[BEGIN RECORDS SHOWN]

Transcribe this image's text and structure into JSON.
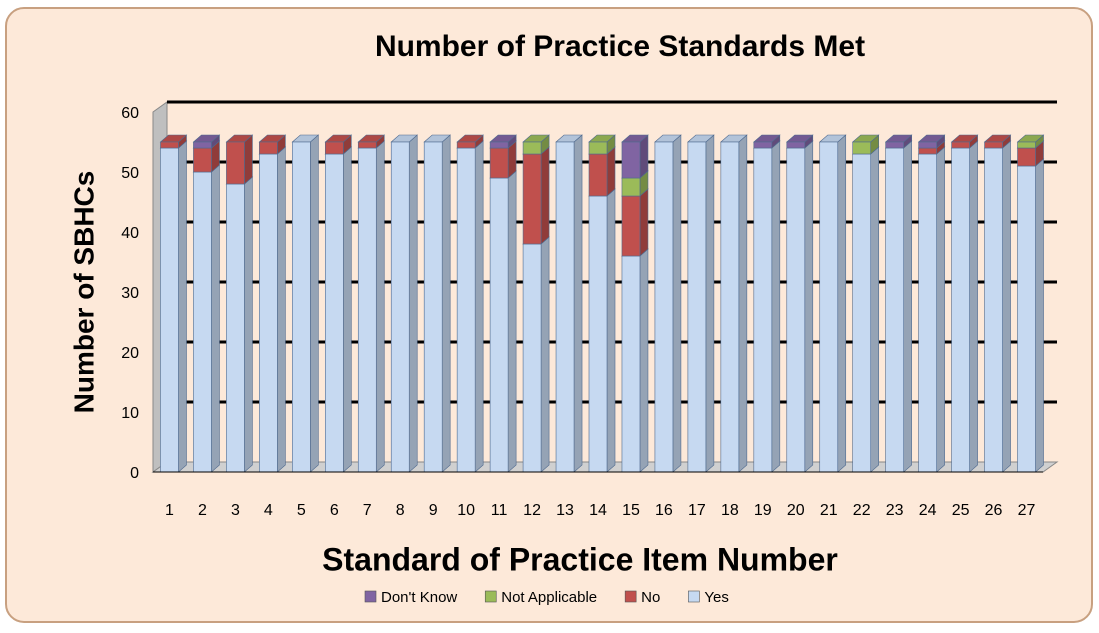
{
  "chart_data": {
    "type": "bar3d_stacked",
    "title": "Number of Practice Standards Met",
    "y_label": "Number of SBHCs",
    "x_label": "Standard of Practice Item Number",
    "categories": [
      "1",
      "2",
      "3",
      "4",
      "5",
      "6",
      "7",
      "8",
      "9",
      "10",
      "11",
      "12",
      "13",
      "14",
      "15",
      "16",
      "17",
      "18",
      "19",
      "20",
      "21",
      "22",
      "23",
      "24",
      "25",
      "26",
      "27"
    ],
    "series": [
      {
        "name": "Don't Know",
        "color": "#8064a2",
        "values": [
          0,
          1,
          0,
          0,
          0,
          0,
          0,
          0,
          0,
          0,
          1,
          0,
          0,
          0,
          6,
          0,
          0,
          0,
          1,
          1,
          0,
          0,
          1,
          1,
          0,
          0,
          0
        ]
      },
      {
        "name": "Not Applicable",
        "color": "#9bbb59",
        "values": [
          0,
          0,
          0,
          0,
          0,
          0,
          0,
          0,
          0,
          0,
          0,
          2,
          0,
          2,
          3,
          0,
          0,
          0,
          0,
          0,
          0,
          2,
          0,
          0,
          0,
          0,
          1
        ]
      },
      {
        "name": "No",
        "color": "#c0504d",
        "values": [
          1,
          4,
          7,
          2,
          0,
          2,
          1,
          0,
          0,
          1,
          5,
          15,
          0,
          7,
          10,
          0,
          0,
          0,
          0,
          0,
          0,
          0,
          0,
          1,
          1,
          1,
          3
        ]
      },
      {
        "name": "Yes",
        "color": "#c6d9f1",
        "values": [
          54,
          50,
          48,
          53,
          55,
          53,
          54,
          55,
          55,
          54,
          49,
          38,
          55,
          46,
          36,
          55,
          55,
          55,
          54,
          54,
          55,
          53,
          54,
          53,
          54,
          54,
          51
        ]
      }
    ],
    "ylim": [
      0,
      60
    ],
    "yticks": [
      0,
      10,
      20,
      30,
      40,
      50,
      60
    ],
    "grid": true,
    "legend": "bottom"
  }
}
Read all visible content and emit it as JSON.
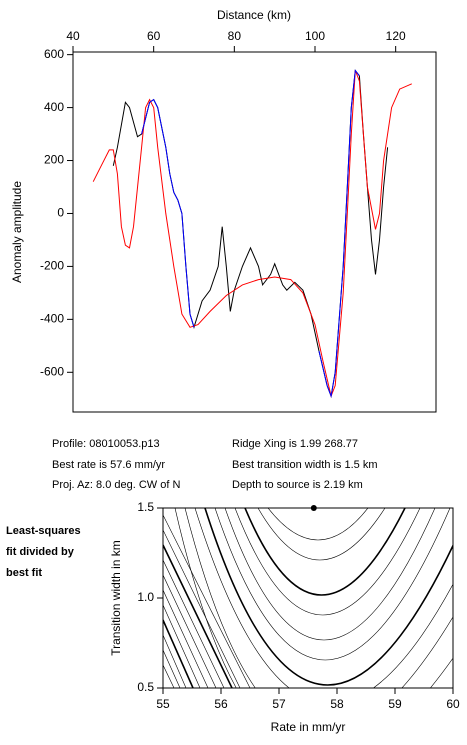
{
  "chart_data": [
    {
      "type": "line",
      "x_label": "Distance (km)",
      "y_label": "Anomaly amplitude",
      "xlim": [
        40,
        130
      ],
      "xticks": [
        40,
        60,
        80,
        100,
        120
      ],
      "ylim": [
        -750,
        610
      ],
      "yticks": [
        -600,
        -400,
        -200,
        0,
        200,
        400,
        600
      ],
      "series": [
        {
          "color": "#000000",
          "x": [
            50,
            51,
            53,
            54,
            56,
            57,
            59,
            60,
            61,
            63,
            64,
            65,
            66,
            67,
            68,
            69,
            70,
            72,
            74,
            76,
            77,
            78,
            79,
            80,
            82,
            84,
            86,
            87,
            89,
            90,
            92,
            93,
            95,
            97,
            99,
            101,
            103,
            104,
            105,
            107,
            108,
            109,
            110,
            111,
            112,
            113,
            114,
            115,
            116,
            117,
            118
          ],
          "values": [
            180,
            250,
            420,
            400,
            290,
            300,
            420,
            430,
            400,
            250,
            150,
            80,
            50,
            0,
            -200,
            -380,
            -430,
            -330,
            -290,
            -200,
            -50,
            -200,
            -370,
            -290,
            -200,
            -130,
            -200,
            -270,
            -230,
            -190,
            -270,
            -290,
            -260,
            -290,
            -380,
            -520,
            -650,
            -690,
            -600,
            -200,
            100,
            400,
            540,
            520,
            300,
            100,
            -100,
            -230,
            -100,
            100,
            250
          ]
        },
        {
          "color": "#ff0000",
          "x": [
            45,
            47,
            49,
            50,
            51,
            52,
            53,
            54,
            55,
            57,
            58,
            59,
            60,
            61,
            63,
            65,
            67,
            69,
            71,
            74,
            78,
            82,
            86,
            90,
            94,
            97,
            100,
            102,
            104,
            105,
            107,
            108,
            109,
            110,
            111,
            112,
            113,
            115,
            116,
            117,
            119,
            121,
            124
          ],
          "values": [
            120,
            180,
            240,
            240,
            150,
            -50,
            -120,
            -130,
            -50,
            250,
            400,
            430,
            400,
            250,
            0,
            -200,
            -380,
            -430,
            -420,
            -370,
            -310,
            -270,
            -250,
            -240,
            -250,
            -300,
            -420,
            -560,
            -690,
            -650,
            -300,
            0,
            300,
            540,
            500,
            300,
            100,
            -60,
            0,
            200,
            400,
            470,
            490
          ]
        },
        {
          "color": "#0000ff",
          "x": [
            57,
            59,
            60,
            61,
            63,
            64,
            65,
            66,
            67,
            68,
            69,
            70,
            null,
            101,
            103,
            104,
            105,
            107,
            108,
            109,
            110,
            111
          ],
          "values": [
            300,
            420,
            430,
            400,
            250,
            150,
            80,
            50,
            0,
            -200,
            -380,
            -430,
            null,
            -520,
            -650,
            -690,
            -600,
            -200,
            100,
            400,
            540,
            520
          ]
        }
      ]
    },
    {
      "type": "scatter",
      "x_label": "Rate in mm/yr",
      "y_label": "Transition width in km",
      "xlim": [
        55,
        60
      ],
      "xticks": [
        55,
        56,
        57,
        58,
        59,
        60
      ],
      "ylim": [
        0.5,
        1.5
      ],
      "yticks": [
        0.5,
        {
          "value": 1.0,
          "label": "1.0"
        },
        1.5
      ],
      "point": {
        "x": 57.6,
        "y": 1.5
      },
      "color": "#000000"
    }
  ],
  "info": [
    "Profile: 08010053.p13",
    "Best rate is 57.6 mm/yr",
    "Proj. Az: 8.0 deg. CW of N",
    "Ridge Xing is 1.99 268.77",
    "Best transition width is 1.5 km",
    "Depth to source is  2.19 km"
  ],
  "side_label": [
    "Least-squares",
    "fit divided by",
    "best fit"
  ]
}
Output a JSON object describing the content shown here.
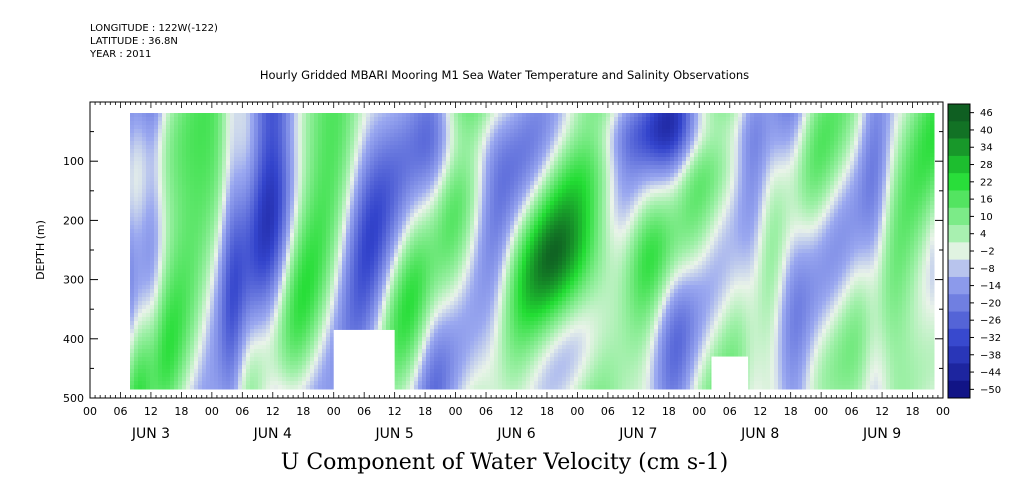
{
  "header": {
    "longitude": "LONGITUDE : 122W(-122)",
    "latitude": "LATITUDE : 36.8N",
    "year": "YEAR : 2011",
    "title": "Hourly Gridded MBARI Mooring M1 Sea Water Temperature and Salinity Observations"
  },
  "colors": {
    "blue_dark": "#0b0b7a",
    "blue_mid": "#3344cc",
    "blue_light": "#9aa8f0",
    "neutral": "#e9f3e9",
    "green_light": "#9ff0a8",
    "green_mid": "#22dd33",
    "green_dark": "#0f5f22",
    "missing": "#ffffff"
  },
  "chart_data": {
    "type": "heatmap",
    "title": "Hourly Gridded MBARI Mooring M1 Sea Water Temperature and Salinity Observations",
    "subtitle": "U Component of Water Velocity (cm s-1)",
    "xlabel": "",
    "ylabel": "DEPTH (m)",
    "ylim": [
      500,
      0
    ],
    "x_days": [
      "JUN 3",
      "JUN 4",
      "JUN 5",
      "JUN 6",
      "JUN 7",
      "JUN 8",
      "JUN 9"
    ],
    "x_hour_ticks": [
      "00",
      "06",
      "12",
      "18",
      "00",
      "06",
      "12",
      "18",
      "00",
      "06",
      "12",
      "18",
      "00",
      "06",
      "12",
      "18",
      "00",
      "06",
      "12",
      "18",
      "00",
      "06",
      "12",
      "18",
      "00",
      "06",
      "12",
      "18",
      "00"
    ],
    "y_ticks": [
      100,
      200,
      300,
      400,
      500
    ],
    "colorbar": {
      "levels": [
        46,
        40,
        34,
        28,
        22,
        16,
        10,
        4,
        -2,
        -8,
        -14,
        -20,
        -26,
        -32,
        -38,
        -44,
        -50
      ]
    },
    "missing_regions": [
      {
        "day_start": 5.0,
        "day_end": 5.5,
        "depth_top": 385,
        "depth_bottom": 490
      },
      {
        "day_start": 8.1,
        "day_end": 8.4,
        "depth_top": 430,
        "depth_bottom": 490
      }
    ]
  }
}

[END RECORDS SHOWN]

* [EXERCISE GOAL] Quote all the lines above exactly as given. Do not include the pictures.

* [SOLVED PROBLEM]
Transcribe this image's text and structure into JSON.
{
  "chart_data": {
    "type": "bar3d_stacked",
    "title": "Number of Practice Standards Met",
    "y_label": "Number of SBHCs",
    "x_label": "Standard of Practice Item Number",
    "categories": [
      "1",
      "2",
      "3",
      "4",
      "5",
      "6",
      "7",
      "8",
      "9",
      "10",
      "11",
      "12",
      "13",
      "14",
      "15",
      "16",
      "17",
      "18",
      "19",
      "20",
      "21",
      "22",
      "23",
      "24",
      "25",
      "26",
      "27"
    ],
    "series": [
      {
        "name": "Don't Know",
        "color": "#8064a2",
        "values": [
          0,
          1,
          0,
          0,
          0,
          0,
          0,
          0,
          0,
          0,
          1,
          0,
          0,
          0,
          6,
          0,
          0,
          0,
          1,
          1,
          0,
          0,
          1,
          1,
          0,
          0,
          0
        ]
      },
      {
        "name": "Not Applicable",
        "color": "#9bbb59",
        "values": [
          0,
          0,
          0,
          0,
          0,
          0,
          0,
          0,
          0,
          0,
          0,
          2,
          0,
          2,
          3,
          0,
          0,
          0,
          0,
          0,
          0,
          2,
          0,
          0,
          0,
          0,
          1
        ]
      },
      {
        "name": "No",
        "color": "#c0504d",
        "values": [
          1,
          4,
          7,
          2,
          0,
          2,
          1,
          0,
          0,
          1,
          5,
          15,
          0,
          7,
          10,
          0,
          0,
          0,
          0,
          0,
          0,
          0,
          0,
          1,
          1,
          1,
          3
        ]
      },
      {
        "name": "Yes",
        "color": "#c6d9f1",
        "values": [
          54,
          50,
          48,
          53,
          55,
          53,
          54,
          55,
          55,
          54,
          49,
          38,
          55,
          46,
          36,
          55,
          55,
          55,
          54,
          54,
          55,
          53,
          54,
          53,
          54,
          54,
          51
        ]
      }
    ],
    "ylim": [
      0,
      60
    ],
    "yticks": [
      0,
      10,
      20,
      30,
      40,
      50,
      60
    ],
    "grid": true,
    "legend": "bottom"
  }
}
Read all visible content and emit it as JSON.
{
  "chart_data": [
    {
      "type": "line",
      "x_label": "Distance (km)",
      "y_label": "Anomaly amplitude",
      "xlim": [
        40,
        130
      ],
      "xticks": [
        40,
        60,
        80,
        100,
        120
      ],
      "ylim": [
        -750,
        610
      ],
      "yticks": [
        -600,
        -400,
        -200,
        0,
        200,
        400,
        600
      ],
      "series": [
        {
          "color": "#000000",
          "x": [
            50,
            51,
            53,
            54,
            56,
            57,
            59,
            60,
            61,
            63,
            64,
            65,
            66,
            67,
            68,
            69,
            70,
            72,
            74,
            76,
            77,
            78,
            79,
            80,
            82,
            84,
            86,
            87,
            89,
            90,
            92,
            93,
            95,
            97,
            99,
            101,
            103,
            104,
            105,
            107,
            108,
            109,
            110,
            111,
            112,
            113,
            114,
            115,
            116,
            117,
            118
          ],
          "values": [
            180,
            250,
            420,
            400,
            290,
            300,
            420,
            430,
            400,
            250,
            150,
            80,
            50,
            0,
            -200,
            -380,
            -430,
            -330,
            -290,
            -200,
            -50,
            -200,
            -370,
            -290,
            -200,
            -130,
            -200,
            -270,
            -230,
            -190,
            -270,
            -290,
            -260,
            -290,
            -380,
            -520,
            -650,
            -690,
            -600,
            -200,
            100,
            400,
            540,
            520,
            300,
            100,
            -100,
            -230,
            -100,
            100,
            250
          ]
        },
        {
          "color": "#ff0000",
          "x": [
            45,
            47,
            49,
            50,
            51,
            52,
            53,
            54,
            55,
            57,
            58,
            59,
            60,
            61,
            63,
            65,
            67,
            69,
            71,
            74,
            78,
            82,
            86,
            90,
            94,
            97,
            100,
            102,
            104,
            105,
            107,
            108,
            109,
            110,
            111,
            112,
            113,
            115,
            116,
            117,
            119,
            121,
            124
          ],
          "values": [
            120,
            180,
            240,
            240,
            150,
            -50,
            -120,
            -130,
            -50,
            250,
            400,
            430,
            400,
            250,
            0,
            -200,
            -380,
            -430,
            -420,
            -370,
            -310,
            -270,
            -250,
            -240,
            -250,
            -300,
            -420,
            -560,
            -690,
            -650,
            -300,
            0,
            300,
            540,
            500,
            300,
            100,
            -60,
            0,
            200,
            400,
            470,
            490
          ]
        },
        {
          "color": "#0000ff",
          "x": [
            57,
            59,
            60,
            61,
            63,
            64,
            65,
            66,
            67,
            68,
            69,
            70,
            null,
            101,
            103,
            104,
            105,
            107,
            108,
            109,
            110,
            111
          ],
          "values": [
            300,
            420,
            430,
            400,
            250,
            150,
            80,
            50,
            0,
            -200,
            -380,
            -430,
            null,
            -520,
            -650,
            -690,
            -600,
            -200,
            100,
            400,
            540,
            520
          ]
        }
      ]
    },
    {
      "type": "scatter",
      "x_label": "Rate in mm/yr",
      "y_label": "Transition width in km",
      "xlim": [
        55,
        60
      ],
      "xticks": [
        55,
        56,
        57,
        58,
        59,
        60
      ],
      "ylim": [
        0.5,
        1.5
      ],
      "yticks": [
        0.5,
        {
          "value": 1.0,
          "label": "1.0"
        },
        1.5
      ],
      "point": {
        "x": 57.6,
        "y": 1.5
      },
      "color": "#000000"
    }
  ],
  "info": [
    "Profile: 08010053.p13",
    "Best rate is 57.6 mm/yr",
    "Proj. Az: 8.0 deg. CW of N",
    "Ridge Xing is 1.99 268.77",
    "Best transition width is 1.5 km",
    "Depth to source is  2.19 km"
  ],
  "side_label": [
    "Least-squares",
    "fit divided by",
    "best fit"
  ]
}
Output a JSON object describing the content shown here.
{
  "header": {
    "longitude": "LONGITUDE : 122W(-122)",
    "latitude": "LATITUDE : 36.8N",
    "year": "YEAR : 2011",
    "title": "Hourly Gridded MBARI Mooring M1 Sea Water Temperature and Salinity Observations"
  },
  "colors": {
    "blue_dark": "#0b0b7a",
    "blue_mid": "#3344cc",
    "blue_light": "#9aa8f0",
    "neutral": "#e9f3e9",
    "green_light": "#9ff0a8",
    "green_mid": "#22dd33",
    "green_dark": "#0f5f22",
    "missing": "#ffffff"
  },
  "chart_data": {
    "type": "heatmap",
    "title": "Hourly Gridded MBARI Mooring M1 Sea Water Temperature and Salinity Observations",
    "subtitle": "U Component of Water Velocity (cm s-1)",
    "xlabel": "",
    "ylabel": "DEPTH (m)",
    "ylim": [
      500,
      0
    ],
    "x_days": [
      "JUN 3",
      "JUN 4",
      "JUN 5",
      "JUN 6",
      "JUN 7",
      "JUN 8",
      "JUN 9"
    ],
    "x_hour_ticks": [
      "00",
      "06",
      "12",
      "18",
      "00",
      "06",
      "12",
      "18",
      "00",
      "06",
      "12",
      "18",
      "00",
      "06",
      "12",
      "18",
      "00",
      "06",
      "12",
      "18",
      "00",
      "06",
      "12",
      "18",
      "00",
      "06",
      "12",
      "18",
      "00"
    ],
    "y_ticks": [
      100,
      200,
      300,
      400,
      500
    ],
    "colorbar": {
      "levels": [
        46,
        40,
        34,
        28,
        22,
        16,
        10,
        4,
        -2,
        -8,
        -14,
        -20,
        -26,
        -32,
        -38,
        -44,
        -50
      ]
    },
    "missing_regions": [
      {
        "day_start": 5.0,
        "day_end": 5.5,
        "depth_top": 385,
        "depth_bottom": 490
      },
      {
        "day_start": 8.1,
        "day_end": 8.4,
        "depth_top": 430,
        "depth_bottom": 490
      }
    ]
  }
}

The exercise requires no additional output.